* Do this
Transcribe the records that follow, preserving every word.
─── Given data
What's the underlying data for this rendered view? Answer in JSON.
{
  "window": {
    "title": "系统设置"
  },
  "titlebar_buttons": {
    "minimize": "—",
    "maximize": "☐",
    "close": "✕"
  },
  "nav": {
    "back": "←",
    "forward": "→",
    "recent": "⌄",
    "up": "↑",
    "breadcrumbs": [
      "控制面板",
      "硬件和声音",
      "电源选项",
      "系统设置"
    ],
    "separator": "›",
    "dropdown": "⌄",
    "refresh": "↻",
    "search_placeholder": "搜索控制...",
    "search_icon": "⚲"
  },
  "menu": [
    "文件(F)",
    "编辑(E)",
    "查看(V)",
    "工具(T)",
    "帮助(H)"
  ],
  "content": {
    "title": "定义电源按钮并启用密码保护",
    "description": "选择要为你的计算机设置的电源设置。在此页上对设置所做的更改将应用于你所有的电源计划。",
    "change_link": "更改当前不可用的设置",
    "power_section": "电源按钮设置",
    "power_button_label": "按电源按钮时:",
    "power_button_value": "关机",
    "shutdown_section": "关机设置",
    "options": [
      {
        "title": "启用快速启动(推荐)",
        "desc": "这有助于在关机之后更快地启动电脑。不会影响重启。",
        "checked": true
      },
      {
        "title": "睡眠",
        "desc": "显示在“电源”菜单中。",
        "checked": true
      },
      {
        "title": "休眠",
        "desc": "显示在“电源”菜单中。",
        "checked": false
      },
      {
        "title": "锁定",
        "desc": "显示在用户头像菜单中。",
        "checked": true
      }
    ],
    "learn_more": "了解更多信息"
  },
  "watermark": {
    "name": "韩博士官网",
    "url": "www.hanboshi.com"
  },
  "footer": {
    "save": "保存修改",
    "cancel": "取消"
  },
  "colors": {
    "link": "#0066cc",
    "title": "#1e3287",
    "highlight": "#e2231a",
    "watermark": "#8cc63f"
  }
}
──────
* Result of this task
What's the underlying data for this rendered view? Answer in JSON.
{
  "window": {
    "title": "系统设置"
  },
  "titlebar_buttons": {
    "minimize": "—",
    "maximize": "☐",
    "close": "✕"
  },
  "nav": {
    "back": "←",
    "forward": "→",
    "recent": "⌄",
    "up": "↑",
    "breadcrumbs": [
      "控制面板",
      "硬件和声音",
      "电源选项",
      "系统设置"
    ],
    "separator": "›",
    "dropdown": "⌄",
    "refresh": "↻",
    "search_placeholder": "搜索控制...",
    "search_icon": "⚲"
  },
  "menu": [
    "文件(F)",
    "编辑(E)",
    "查看(V)",
    "工具(T)",
    "帮助(H)"
  ],
  "content": {
    "title": "定义电源按钮并启用密码保护",
    "description": "选择要为你的计算机设置的电源设置。在此页上对设置所做的更改将应用于你所有的电源计划。",
    "change_link": "更改当前不可用的设置",
    "power_section": "电源按钮设置",
    "power_button_label": "按电源按钮时:",
    "power_button_value": "关机",
    "shutdown_section": "关机设置",
    "options": [
      {
        "title": "启用快速启动(推荐)",
        "desc": "这有助于在关机之后更快地启动电脑。不会影响重启。",
        "checked": true
      },
      {
        "title": "睡眠",
        "desc": "显示在“电源”菜单中。",
        "checked": true
      },
      {
        "title": "休眠",
        "desc": "显示在“电源”菜单中。",
        "checked": false
      },
      {
        "title": "锁定",
        "desc": "显示在用户头像菜单中。",
        "checked": true
      }
    ],
    "learn_more": "了解更多信息"
  },
  "watermark": {
    "name": "韩博士官网",
    "url": "www.hanboshi.com"
  },
  "footer": {
    "save": "保存修改",
    "cancel": "取消"
  },
  "colors": {
    "link": "#0066cc",
    "title": "#1e3287",
    "highlight": "#e2231a",
    "watermark": "#8cc63f"
  }
}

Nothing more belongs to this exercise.